▶ **ROWS**
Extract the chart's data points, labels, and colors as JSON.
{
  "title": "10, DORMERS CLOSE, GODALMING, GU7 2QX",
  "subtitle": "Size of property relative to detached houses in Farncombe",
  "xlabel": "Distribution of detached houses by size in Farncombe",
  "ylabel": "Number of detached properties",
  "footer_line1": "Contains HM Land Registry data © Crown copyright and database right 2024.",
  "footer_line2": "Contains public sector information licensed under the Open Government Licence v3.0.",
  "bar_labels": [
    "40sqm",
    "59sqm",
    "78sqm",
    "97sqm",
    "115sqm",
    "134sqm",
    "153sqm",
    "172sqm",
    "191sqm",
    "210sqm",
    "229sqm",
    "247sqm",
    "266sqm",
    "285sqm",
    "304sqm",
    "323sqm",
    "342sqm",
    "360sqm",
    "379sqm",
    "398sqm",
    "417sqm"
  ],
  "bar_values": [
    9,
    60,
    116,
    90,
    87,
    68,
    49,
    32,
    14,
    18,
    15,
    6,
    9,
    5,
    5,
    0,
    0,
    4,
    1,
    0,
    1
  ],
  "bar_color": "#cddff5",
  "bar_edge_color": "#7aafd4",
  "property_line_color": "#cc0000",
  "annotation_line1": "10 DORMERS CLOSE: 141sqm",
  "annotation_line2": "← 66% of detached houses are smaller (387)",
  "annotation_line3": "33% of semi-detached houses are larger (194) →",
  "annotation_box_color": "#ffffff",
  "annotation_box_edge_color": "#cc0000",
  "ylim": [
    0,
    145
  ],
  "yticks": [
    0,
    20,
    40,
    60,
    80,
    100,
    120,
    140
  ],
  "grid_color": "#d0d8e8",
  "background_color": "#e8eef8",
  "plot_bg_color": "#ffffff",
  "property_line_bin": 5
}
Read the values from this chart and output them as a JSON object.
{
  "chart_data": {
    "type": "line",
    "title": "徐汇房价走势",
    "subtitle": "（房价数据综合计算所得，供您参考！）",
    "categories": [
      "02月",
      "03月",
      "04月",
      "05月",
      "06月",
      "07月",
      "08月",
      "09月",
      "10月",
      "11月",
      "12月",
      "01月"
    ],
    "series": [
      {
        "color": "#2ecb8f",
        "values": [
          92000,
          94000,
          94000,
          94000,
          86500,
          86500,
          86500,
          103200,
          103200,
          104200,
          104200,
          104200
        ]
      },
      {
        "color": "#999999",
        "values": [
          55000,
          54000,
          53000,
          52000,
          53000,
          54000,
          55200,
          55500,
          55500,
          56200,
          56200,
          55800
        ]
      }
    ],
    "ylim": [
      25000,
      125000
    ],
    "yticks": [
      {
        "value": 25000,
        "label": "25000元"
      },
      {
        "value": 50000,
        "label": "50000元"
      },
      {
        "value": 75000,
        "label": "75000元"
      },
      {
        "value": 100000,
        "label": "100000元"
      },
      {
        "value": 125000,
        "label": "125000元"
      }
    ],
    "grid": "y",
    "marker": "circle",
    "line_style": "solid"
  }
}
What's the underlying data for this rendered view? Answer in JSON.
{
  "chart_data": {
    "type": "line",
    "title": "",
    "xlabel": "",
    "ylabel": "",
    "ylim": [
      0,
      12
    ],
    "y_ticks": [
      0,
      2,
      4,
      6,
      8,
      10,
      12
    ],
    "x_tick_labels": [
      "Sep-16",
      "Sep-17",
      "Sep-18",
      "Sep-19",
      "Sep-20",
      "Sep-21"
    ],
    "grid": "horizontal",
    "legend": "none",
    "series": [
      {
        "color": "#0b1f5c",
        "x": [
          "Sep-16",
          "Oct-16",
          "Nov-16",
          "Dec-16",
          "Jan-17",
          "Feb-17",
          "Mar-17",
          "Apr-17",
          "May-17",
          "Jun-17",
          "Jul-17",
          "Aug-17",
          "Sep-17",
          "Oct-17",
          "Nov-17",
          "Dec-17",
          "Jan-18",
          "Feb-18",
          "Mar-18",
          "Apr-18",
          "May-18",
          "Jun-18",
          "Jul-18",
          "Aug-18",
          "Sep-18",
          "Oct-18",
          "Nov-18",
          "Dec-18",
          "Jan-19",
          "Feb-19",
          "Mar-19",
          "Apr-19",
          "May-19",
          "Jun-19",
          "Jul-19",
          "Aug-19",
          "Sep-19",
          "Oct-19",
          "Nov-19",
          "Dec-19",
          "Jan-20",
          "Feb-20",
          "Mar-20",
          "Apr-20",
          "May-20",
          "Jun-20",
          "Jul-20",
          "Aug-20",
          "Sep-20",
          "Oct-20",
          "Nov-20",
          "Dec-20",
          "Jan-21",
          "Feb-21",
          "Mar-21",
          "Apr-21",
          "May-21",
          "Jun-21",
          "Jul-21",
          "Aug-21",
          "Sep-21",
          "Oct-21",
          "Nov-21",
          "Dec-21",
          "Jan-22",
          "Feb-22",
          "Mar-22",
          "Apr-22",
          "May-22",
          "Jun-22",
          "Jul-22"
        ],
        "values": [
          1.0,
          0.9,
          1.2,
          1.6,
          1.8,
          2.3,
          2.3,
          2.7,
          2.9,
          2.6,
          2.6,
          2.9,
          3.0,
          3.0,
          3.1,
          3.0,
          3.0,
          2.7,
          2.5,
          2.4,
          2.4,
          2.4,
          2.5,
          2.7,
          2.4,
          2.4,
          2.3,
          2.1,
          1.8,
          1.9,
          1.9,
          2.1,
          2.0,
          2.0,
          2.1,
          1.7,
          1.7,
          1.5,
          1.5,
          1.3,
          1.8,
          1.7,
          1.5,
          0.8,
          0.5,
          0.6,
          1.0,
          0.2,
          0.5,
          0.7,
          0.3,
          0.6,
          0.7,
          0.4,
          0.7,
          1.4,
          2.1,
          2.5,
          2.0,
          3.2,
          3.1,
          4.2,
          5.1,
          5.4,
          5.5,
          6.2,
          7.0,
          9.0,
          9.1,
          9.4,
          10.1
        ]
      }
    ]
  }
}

▶ **WHAT YOU WILL DO**
Return the material exactly as it stands.

▶ **TASK RESULT**
Extract the chart's data points, labels, and colors as JSON.
{
  "title": "10, DORMERS CLOSE, GODALMING, GU7 2QX",
  "subtitle": "Size of property relative to detached houses in Farncombe",
  "xlabel": "Distribution of detached houses by size in Farncombe",
  "ylabel": "Number of detached properties",
  "footer_line1": "Contains HM Land Registry data © Crown copyright and database right 2024.",
  "footer_line2": "Contains public sector information licensed under the Open Government Licence v3.0.",
  "bar_labels": [
    "40sqm",
    "59sqm",
    "78sqm",
    "97sqm",
    "115sqm",
    "134sqm",
    "153sqm",
    "172sqm",
    "191sqm",
    "210sqm",
    "229sqm",
    "247sqm",
    "266sqm",
    "285sqm",
    "304sqm",
    "323sqm",
    "342sqm",
    "360sqm",
    "379sqm",
    "398sqm",
    "417sqm"
  ],
  "bar_values": [
    9,
    60,
    116,
    90,
    87,
    68,
    49,
    32,
    14,
    18,
    15,
    6,
    9,
    5,
    5,
    0,
    0,
    4,
    1,
    0,
    1
  ],
  "bar_color": "#cddff5",
  "bar_edge_color": "#7aafd4",
  "property_line_color": "#cc0000",
  "annotation_line1": "10 DORMERS CLOSE: 141sqm",
  "annotation_line2": "← 66% of detached houses are smaller (387)",
  "annotation_line3": "33% of semi-detached houses are larger (194) →",
  "annotation_box_color": "#ffffff",
  "annotation_box_edge_color": "#cc0000",
  "ylim": [
    0,
    145
  ],
  "yticks": [
    0,
    20,
    40,
    60,
    80,
    100,
    120,
    140
  ],
  "grid_color": "#d0d8e8",
  "background_color": "#e8eef8",
  "plot_bg_color": "#ffffff",
  "property_line_bin": 5
}
Read the values from this chart and output them as a JSON object.
{
  "chart_data": {
    "type": "line",
    "title": "徐汇房价走势",
    "subtitle": "（房价数据综合计算所得，供您参考！）",
    "categories": [
      "02月",
      "03月",
      "04月",
      "05月",
      "06月",
      "07月",
      "08月",
      "09月",
      "10月",
      "11月",
      "12月",
      "01月"
    ],
    "series": [
      {
        "color": "#2ecb8f",
        "values": [
          92000,
          94000,
          94000,
          94000,
          86500,
          86500,
          86500,
          103200,
          103200,
          104200,
          104200,
          104200
        ]
      },
      {
        "color": "#999999",
        "values": [
          55000,
          54000,
          53000,
          52000,
          53000,
          54000,
          55200,
          55500,
          55500,
          56200,
          56200,
          55800
        ]
      }
    ],
    "ylim": [
      25000,
      125000
    ],
    "yticks": [
      {
        "value": 25000,
        "label": "25000元"
      },
      {
        "value": 50000,
        "label": "50000元"
      },
      {
        "value": 75000,
        "label": "75000元"
      },
      {
        "value": 100000,
        "label": "100000元"
      },
      {
        "value": 125000,
        "label": "125000元"
      }
    ],
    "grid": "y",
    "marker": "circle",
    "line_style": "solid"
  }
}
What's the underlying data for this rendered view? Answer in JSON.
{
  "chart_data": {
    "type": "line",
    "title": "",
    "xlabel": "",
    "ylabel": "",
    "ylim": [
      0,
      12
    ],
    "y_ticks": [
      0,
      2,
      4,
      6,
      8,
      10,
      12
    ],
    "x_tick_labels": [
      "Sep-16",
      "Sep-17",
      "Sep-18",
      "Sep-19",
      "Sep-20",
      "Sep-21"
    ],
    "grid": "horizontal",
    "legend": "none",
    "series": [
      {
        "color": "#0b1f5c",
        "x": [
          "Sep-16",
          "Oct-16",
          "Nov-16",
          "Dec-16",
          "Jan-17",
          "Feb-17",
          "Mar-17",
          "Apr-17",
          "May-17",
          "Jun-17",
          "Jul-17",
          "Aug-17",
          "Sep-17",
          "Oct-17",
          "Nov-17",
          "Dec-17",
          "Jan-18",
          "Feb-18",
          "Mar-18",
          "Apr-18",
          "May-18",
          "Jun-18",
          "Jul-18",
          "Aug-18",
          "Sep-18",
          "Oct-18",
          "Nov-18",
          "Dec-18",
          "Jan-19",
          "Feb-19",
          "Mar-19",
          "Apr-19",
          "May-19",
          "Jun-19",
          "Jul-19",
          "Aug-19",
          "Sep-19",
          "Oct-19",
          "Nov-19",
          "Dec-19",
          "Jan-20",
          "Feb-20",
          "Mar-20",
          "Apr-20",
          "May-20",
          "Jun-20",
          "Jul-20",
          "Aug-20",
          "Sep-20",
          "Oct-20",
          "Nov-20",
          "Dec-20",
          "Jan-21",
          "Feb-21",
          "Mar-21",
          "Apr-21",
          "May-21",
          "Jun-21",
          "Jul-21",
          "Aug-21",
          "Sep-21",
          "Oct-21",
          "Nov-21",
          "Dec-21",
          "Jan-22",
          "Feb-22",
          "Mar-22",
          "Apr-22",
          "May-22",
          "Jun-22",
          "Jul-22"
        ],
        "values": [
          1.0,
          0.9,
          1.2,
          1.6,
          1.8,
          2.3,
          2.3,
          2.7,
          2.9,
          2.6,
          2.6,
          2.9,
          3.0,
          3.0,
          3.1,
          3.0,
          3.0,
          2.7,
          2.5,
          2.4,
          2.4,
          2.4,
          2.5,
          2.7,
          2.4,
          2.4,
          2.3,
          2.1,
          1.8,
          1.9,
          1.9,
          2.1,
          2.0,
          2.0,
          2.1,
          1.7,
          1.7,
          1.5,
          1.5,
          1.3,
          1.8,
          1.7,
          1.5,
          0.8,
          0.5,
          0.6,
          1.0,
          0.2,
          0.5,
          0.7,
          0.3,
          0.6,
          0.7,
          0.4,
          0.7,
          1.4,
          2.1,
          2.5,
          2.0,
          3.2,
          3.1,
          4.2,
          5.1,
          5.4,
          5.5,
          6.2,
          7.0,
          9.0,
          9.1,
          9.4,
          10.1
        ]
      }
    ]
  }
}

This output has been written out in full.